_What you need to do_.
Quote the listing below in its entirety, omitting every image.

━━━ Records for this exercise

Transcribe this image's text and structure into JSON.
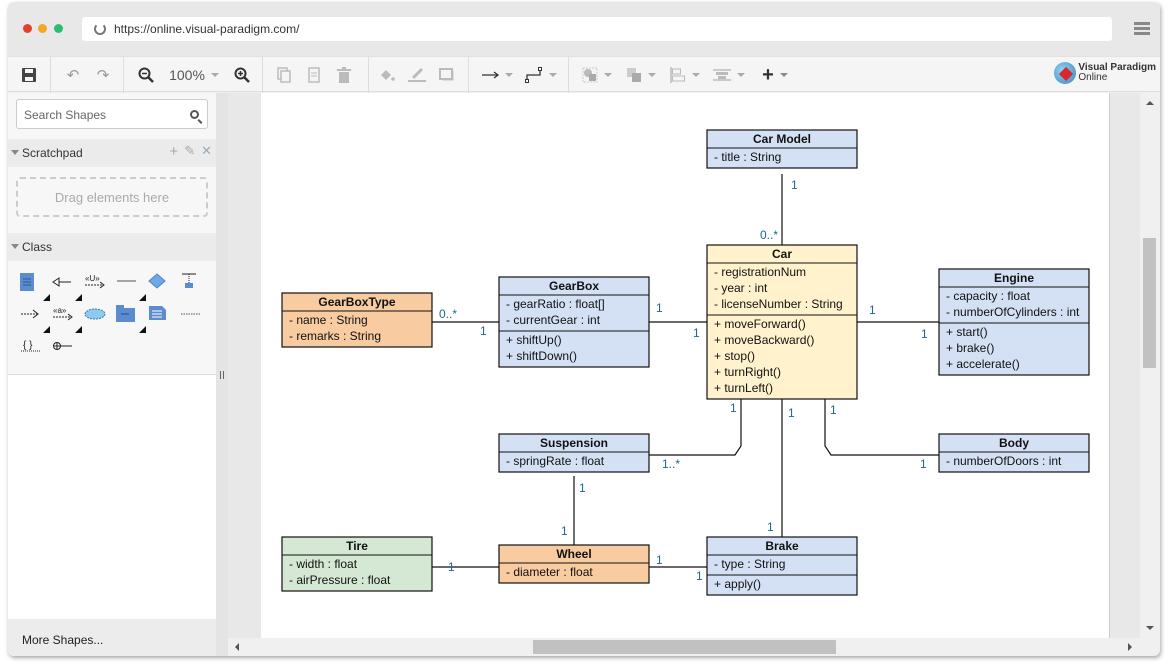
{
  "browser": {
    "url": "https://online.visual-paradigm.com/",
    "traffic_lights": [
      "#e0412c",
      "#f5a623",
      "#2bbd6e"
    ]
  },
  "toolbar": {
    "zoom_level": "100%",
    "buttons": [
      "save",
      "undo",
      "redo",
      "zoom-out",
      "zoom-level",
      "zoom-in",
      "copy",
      "paste",
      "delete",
      "fill-color",
      "line-color",
      "shadow",
      "connector-style",
      "waypoint-style",
      "select",
      "arrange",
      "align",
      "distribute",
      "insert"
    ]
  },
  "logo": {
    "line1": "Visual Paradigm",
    "line2": "Online"
  },
  "sidebar": {
    "search_placeholder": "Search Shapes",
    "scratchpad_label": "Scratchpad",
    "scratchpad_actions": [
      "+",
      "✎",
      "✕"
    ],
    "dropzone_text": "Drag elements here",
    "class_section_label": "Class",
    "more_shapes": "More Shapes..."
  },
  "diagram": {
    "classes": [
      {
        "id": "carmodel",
        "name": "Car Model",
        "color": "#d4e1f5",
        "attributes": [
          "- title : String"
        ],
        "operations": []
      },
      {
        "id": "car",
        "name": "Car",
        "color": "#fff2cc",
        "attributes": [
          "- registrationNum",
          "- year : int",
          "- licenseNumber : String"
        ],
        "operations": [
          "+ moveForward()",
          "+ moveBackward()",
          "+ stop()",
          "+ turnRight()",
          "+ turnLeft()"
        ]
      },
      {
        "id": "gearboxtype",
        "name": "GearBoxType",
        "color": "#f8cba0",
        "attributes": [
          "- name : String",
          "- remarks : String"
        ],
        "operations": []
      },
      {
        "id": "gearbox",
        "name": "GearBox",
        "color": "#d4e1f5",
        "attributes": [
          "- gearRatio : float[]",
          "- currentGear : int"
        ],
        "operations": [
          "+ shiftUp()",
          "+ shiftDown()"
        ]
      },
      {
        "id": "engine",
        "name": "Engine",
        "color": "#d4e1f5",
        "attributes": [
          "- capacity : float",
          "- numberOfCylinders : int"
        ],
        "operations": [
          "+ start()",
          "+ brake()",
          "+ accelerate()"
        ]
      },
      {
        "id": "suspension",
        "name": "Suspension",
        "color": "#d4e1f5",
        "attributes": [
          "- springRate : float"
        ],
        "operations": []
      },
      {
        "id": "body",
        "name": "Body",
        "color": "#d4e1f5",
        "attributes": [
          "- numberOfDoors : int"
        ],
        "operations": []
      },
      {
        "id": "tire",
        "name": "Tire",
        "color": "#d5e8d4",
        "attributes": [
          "- width : float",
          "- airPressure : float"
        ],
        "operations": []
      },
      {
        "id": "wheel",
        "name": "Wheel",
        "color": "#f8cba0",
        "attributes": [
          "- diameter : float"
        ],
        "operations": []
      },
      {
        "id": "brake",
        "name": "Brake",
        "color": "#d4e1f5",
        "attributes": [
          "- type : String"
        ],
        "operations": [
          "+ apply()"
        ]
      }
    ],
    "associations": [
      {
        "from": "carmodel",
        "to": "car",
        "from_mult": "1",
        "to_mult": "0..*"
      },
      {
        "from": "gearboxtype",
        "to": "gearbox",
        "from_mult": "0..*",
        "to_mult": "1"
      },
      {
        "from": "gearbox",
        "to": "car",
        "from_mult": "1",
        "to_mult": "1"
      },
      {
        "from": "car",
        "to": "engine",
        "from_mult": "1",
        "to_mult": "1"
      },
      {
        "from": "car",
        "to": "suspension",
        "from_mult": "1",
        "to_mult": "1..*"
      },
      {
        "from": "car",
        "to": "brake",
        "from_mult": "1",
        "to_mult": "1"
      },
      {
        "from": "car",
        "to": "body",
        "from_mult": "1",
        "to_mult": "1"
      },
      {
        "from": "suspension",
        "to": "wheel",
        "from_mult": "1",
        "to_mult": "1"
      },
      {
        "from": "tire",
        "to": "wheel",
        "from_mult": "",
        "to_mult": "1"
      },
      {
        "from": "wheel",
        "to": "brake",
        "from_mult": "1",
        "to_mult": "1"
      }
    ]
  }
}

━━━━━━

_Solution for this problem_.
Transcribe this image's text and structure into JSON.
{
  "browser": {
    "url": "https://online.visual-paradigm.com/",
    "traffic_lights": [
      "#e0412c",
      "#f5a623",
      "#2bbd6e"
    ]
  },
  "toolbar": {
    "zoom_level": "100%",
    "buttons": [
      "save",
      "undo",
      "redo",
      "zoom-out",
      "zoom-level",
      "zoom-in",
      "copy",
      "paste",
      "delete",
      "fill-color",
      "line-color",
      "shadow",
      "connector-style",
      "waypoint-style",
      "select",
      "arrange",
      "align",
      "distribute",
      "insert"
    ]
  },
  "logo": {
    "line1": "Visual Paradigm",
    "line2": "Online"
  },
  "sidebar": {
    "search_placeholder": "Search Shapes",
    "scratchpad_label": "Scratchpad",
    "scratchpad_actions": [
      "+",
      "✎",
      "✕"
    ],
    "dropzone_text": "Drag elements here",
    "class_section_label": "Class",
    "more_shapes": "More Shapes..."
  },
  "diagram": {
    "classes": [
      {
        "id": "carmodel",
        "name": "Car Model",
        "color": "#d4e1f5",
        "attributes": [
          "- title : String"
        ],
        "operations": []
      },
      {
        "id": "car",
        "name": "Car",
        "color": "#fff2cc",
        "attributes": [
          "- registrationNum",
          "- year : int",
          "- licenseNumber : String"
        ],
        "operations": [
          "+ moveForward()",
          "+ moveBackward()",
          "+ stop()",
          "+ turnRight()",
          "+ turnLeft()"
        ]
      },
      {
        "id": "gearboxtype",
        "name": "GearBoxType",
        "color": "#f8cba0",
        "attributes": [
          "- name : String",
          "- remarks : String"
        ],
        "operations": []
      },
      {
        "id": "gearbox",
        "name": "GearBox",
        "color": "#d4e1f5",
        "attributes": [
          "- gearRatio : float[]",
          "- currentGear : int"
        ],
        "operations": [
          "+ shiftUp()",
          "+ shiftDown()"
        ]
      },
      {
        "id": "engine",
        "name": "Engine",
        "color": "#d4e1f5",
        "attributes": [
          "- capacity : float",
          "- numberOfCylinders : int"
        ],
        "operations": [
          "+ start()",
          "+ brake()",
          "+ accelerate()"
        ]
      },
      {
        "id": "suspension",
        "name": "Suspension",
        "color": "#d4e1f5",
        "attributes": [
          "- springRate : float"
        ],
        "operations": []
      },
      {
        "id": "body",
        "name": "Body",
        "color": "#d4e1f5",
        "attributes": [
          "- numberOfDoors : int"
        ],
        "operations": []
      },
      {
        "id": "tire",
        "name": "Tire",
        "color": "#d5e8d4",
        "attributes": [
          "- width : float",
          "- airPressure : float"
        ],
        "operations": []
      },
      {
        "id": "wheel",
        "name": "Wheel",
        "color": "#f8cba0",
        "attributes": [
          "- diameter : float"
        ],
        "operations": []
      },
      {
        "id": "brake",
        "name": "Brake",
        "color": "#d4e1f5",
        "attributes": [
          "- type : String"
        ],
        "operations": [
          "+ apply()"
        ]
      }
    ],
    "associations": [
      {
        "from": "carmodel",
        "to": "car",
        "from_mult": "1",
        "to_mult": "0..*"
      },
      {
        "from": "gearboxtype",
        "to": "gearbox",
        "from_mult": "0..*",
        "to_mult": "1"
      },
      {
        "from": "gearbox",
        "to": "car",
        "from_mult": "1",
        "to_mult": "1"
      },
      {
        "from": "car",
        "to": "engine",
        "from_mult": "1",
        "to_mult": "1"
      },
      {
        "from": "car",
        "to": "suspension",
        "from_mult": "1",
        "to_mult": "1..*"
      },
      {
        "from": "car",
        "to": "brake",
        "from_mult": "1",
        "to_mult": "1"
      },
      {
        "from": "car",
        "to": "body",
        "from_mult": "1",
        "to_mult": "1"
      },
      {
        "from": "suspension",
        "to": "wheel",
        "from_mult": "1",
        "to_mult": "1"
      },
      {
        "from": "tire",
        "to": "wheel",
        "from_mult": "",
        "to_mult": "1"
      },
      {
        "from": "wheel",
        "to": "brake",
        "from_mult": "1",
        "to_mult": "1"
      }
    ]
  }
}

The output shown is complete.